-- start of Recorded information --

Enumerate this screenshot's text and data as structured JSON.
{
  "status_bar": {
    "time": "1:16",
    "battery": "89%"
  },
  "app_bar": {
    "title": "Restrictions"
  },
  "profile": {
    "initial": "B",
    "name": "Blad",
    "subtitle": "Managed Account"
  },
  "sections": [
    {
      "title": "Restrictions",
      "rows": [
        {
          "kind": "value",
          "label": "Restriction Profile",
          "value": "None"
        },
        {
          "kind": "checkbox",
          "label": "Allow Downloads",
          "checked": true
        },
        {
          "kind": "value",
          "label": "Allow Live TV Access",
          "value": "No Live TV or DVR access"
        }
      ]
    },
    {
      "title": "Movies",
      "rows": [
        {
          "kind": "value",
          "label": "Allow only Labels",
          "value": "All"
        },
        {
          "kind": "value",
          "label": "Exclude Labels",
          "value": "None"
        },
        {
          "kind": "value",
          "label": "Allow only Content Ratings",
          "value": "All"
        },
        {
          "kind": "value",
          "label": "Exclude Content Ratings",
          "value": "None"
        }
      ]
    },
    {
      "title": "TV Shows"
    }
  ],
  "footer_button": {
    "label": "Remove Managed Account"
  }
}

-- end of Recorded information --

Please set down each line of the records exactly as given.

Worked solution:
Enumerate this screenshot's text and data as structured JSON.
{
  "status_bar": {
    "time": "1:16",
    "battery": "89%"
  },
  "app_bar": {
    "title": "Restrictions"
  },
  "profile": {
    "initial": "B",
    "name": "Blad",
    "subtitle": "Managed Account"
  },
  "sections": [
    {
      "title": "Restrictions",
      "rows": [
        {
          "kind": "value",
          "label": "Restriction Profile",
          "value": "None"
        },
        {
          "kind": "checkbox",
          "label": "Allow Downloads",
          "checked": true
        },
        {
          "kind": "value",
          "label": "Allow Live TV Access",
          "value": "No Live TV or DVR access"
        }
      ]
    },
    {
      "title": "Movies",
      "rows": [
        {
          "kind": "value",
          "label": "Allow only Labels",
          "value": "All"
        },
        {
          "kind": "value",
          "label": "Exclude Labels",
          "value": "None"
        },
        {
          "kind": "value",
          "label": "Allow only Content Ratings",
          "value": "All"
        },
        {
          "kind": "value",
          "label": "Exclude Content Ratings",
          "value": "None"
        }
      ]
    },
    {
      "title": "TV Shows"
    }
  ],
  "footer_button": {
    "label": "Remove Managed Account"
  }
}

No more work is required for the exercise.